Excerpts from a figure dataset
══════════
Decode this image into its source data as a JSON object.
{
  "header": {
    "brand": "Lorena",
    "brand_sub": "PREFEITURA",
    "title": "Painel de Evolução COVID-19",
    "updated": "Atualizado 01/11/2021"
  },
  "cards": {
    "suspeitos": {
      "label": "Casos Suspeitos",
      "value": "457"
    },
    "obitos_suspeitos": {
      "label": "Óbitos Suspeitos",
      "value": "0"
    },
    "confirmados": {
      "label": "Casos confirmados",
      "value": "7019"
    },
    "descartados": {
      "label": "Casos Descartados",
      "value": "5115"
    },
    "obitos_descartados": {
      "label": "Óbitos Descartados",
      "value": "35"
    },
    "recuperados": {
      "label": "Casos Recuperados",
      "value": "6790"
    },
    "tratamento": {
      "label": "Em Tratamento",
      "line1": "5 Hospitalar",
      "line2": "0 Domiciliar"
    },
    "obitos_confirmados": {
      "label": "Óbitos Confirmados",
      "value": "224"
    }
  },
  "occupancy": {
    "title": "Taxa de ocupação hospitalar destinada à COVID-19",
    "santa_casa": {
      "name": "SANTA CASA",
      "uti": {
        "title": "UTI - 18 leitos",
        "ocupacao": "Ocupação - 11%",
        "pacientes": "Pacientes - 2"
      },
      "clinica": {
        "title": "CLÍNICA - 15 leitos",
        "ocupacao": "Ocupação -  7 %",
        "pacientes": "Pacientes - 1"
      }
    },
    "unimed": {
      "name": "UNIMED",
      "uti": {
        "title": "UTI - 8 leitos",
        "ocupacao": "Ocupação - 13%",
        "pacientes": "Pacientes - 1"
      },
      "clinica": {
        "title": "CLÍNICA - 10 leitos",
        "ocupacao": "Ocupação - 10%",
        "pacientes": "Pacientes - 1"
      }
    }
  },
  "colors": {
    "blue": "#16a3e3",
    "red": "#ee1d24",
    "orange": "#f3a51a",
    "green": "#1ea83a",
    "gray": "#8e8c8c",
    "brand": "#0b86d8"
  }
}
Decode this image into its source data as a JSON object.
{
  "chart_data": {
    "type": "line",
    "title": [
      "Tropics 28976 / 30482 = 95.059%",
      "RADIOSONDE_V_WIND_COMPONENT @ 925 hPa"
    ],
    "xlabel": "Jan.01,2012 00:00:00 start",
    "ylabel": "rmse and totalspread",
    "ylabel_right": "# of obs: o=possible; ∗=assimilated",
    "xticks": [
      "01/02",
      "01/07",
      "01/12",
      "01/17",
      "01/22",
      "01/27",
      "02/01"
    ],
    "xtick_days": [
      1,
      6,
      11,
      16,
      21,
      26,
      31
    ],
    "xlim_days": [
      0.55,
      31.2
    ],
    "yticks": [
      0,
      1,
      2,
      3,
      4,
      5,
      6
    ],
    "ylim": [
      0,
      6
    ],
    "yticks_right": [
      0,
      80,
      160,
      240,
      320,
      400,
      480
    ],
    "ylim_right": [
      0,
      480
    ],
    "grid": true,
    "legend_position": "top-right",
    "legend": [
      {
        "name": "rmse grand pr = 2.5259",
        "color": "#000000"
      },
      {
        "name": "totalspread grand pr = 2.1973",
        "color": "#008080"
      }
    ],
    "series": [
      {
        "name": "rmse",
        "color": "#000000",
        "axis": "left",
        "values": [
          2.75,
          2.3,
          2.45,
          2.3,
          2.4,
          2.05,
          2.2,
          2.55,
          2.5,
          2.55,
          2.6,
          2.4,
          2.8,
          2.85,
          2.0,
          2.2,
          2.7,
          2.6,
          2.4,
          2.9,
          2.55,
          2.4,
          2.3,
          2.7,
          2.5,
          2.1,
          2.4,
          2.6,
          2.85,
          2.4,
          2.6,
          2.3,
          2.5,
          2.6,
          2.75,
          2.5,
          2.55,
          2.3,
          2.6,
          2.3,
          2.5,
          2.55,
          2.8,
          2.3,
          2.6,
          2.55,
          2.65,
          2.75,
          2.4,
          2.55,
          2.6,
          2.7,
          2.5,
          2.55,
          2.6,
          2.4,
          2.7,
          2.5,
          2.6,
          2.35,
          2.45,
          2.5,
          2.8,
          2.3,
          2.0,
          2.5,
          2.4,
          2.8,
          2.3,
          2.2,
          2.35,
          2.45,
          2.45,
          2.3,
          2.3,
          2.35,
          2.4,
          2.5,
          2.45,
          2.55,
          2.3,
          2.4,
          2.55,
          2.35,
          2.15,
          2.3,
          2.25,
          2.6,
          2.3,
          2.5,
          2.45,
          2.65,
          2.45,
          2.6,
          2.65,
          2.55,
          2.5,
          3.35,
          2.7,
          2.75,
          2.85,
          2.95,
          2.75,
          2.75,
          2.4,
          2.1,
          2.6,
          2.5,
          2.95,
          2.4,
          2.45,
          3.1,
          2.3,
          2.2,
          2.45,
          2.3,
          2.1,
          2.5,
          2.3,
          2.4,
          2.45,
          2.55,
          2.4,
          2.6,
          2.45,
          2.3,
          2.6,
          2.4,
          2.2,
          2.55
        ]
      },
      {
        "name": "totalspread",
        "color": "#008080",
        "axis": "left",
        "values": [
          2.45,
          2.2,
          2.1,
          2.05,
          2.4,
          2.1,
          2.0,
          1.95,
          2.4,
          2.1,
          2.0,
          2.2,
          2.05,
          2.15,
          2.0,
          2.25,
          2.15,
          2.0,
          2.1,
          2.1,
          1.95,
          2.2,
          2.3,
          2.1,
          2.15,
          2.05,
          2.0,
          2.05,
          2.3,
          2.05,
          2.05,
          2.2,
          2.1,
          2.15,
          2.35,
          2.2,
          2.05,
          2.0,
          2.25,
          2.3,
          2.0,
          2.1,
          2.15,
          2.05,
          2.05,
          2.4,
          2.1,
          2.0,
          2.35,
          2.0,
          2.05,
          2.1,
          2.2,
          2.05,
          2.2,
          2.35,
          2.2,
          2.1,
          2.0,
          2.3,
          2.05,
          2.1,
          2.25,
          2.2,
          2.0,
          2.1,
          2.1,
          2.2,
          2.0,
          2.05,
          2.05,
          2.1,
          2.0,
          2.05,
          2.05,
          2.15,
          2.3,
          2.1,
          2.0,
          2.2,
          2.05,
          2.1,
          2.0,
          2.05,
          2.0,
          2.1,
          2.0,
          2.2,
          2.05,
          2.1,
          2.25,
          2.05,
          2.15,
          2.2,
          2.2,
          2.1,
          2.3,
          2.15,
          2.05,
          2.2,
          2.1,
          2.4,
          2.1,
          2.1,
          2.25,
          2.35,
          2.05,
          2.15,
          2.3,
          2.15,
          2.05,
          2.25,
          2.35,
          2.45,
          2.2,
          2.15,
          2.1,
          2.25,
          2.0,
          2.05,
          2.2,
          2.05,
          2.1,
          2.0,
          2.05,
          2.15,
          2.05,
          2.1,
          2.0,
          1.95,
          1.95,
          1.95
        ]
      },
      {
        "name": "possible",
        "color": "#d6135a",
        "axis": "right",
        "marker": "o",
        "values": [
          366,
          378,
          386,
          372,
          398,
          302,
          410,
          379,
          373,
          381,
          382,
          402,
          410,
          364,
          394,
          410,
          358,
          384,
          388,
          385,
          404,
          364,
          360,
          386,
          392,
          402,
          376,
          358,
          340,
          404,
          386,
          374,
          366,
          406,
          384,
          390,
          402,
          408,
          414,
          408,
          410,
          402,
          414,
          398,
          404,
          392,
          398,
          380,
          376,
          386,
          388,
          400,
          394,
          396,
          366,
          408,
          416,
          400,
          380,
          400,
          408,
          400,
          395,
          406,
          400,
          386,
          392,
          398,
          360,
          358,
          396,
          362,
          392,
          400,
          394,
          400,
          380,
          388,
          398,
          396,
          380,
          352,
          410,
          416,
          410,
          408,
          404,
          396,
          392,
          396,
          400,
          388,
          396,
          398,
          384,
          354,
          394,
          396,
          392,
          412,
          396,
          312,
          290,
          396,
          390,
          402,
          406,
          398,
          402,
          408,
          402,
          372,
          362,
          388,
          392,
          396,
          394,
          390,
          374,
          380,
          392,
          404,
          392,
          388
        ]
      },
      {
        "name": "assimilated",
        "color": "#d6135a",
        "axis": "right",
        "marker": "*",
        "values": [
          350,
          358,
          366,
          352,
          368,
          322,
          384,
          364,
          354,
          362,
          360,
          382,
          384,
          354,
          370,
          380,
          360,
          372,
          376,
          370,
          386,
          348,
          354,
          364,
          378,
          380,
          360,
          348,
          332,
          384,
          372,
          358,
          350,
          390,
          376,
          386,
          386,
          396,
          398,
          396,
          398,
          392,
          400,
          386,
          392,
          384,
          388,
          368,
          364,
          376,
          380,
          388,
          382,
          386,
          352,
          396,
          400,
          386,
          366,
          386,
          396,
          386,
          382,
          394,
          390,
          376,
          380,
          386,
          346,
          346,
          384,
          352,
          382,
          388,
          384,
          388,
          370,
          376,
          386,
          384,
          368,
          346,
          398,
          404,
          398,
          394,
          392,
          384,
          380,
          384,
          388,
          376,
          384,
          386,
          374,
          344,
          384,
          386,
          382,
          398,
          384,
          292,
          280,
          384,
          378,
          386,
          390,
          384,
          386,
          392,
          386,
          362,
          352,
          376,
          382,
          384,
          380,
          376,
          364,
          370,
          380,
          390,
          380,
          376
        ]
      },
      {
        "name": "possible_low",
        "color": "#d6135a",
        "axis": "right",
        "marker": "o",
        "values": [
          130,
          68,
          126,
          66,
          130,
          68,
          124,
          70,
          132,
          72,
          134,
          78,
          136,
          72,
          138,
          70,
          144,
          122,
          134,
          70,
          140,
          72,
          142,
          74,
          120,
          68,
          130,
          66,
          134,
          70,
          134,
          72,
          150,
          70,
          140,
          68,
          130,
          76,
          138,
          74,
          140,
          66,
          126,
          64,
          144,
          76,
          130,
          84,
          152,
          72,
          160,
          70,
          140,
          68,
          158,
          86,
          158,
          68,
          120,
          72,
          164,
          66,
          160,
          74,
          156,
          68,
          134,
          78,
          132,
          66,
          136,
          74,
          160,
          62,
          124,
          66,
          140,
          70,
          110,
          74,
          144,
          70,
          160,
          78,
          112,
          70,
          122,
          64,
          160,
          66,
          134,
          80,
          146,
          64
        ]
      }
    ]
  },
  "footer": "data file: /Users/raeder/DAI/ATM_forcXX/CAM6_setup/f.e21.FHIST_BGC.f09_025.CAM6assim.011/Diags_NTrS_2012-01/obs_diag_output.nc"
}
══════════
_What is required_
Pick out each line that holds the string "Óbitos".

_Task output_
      "label": "Óbitos Suspeitos",
      "label": "Óbitos Descartados",
      "label": "Óbitos Confirmados",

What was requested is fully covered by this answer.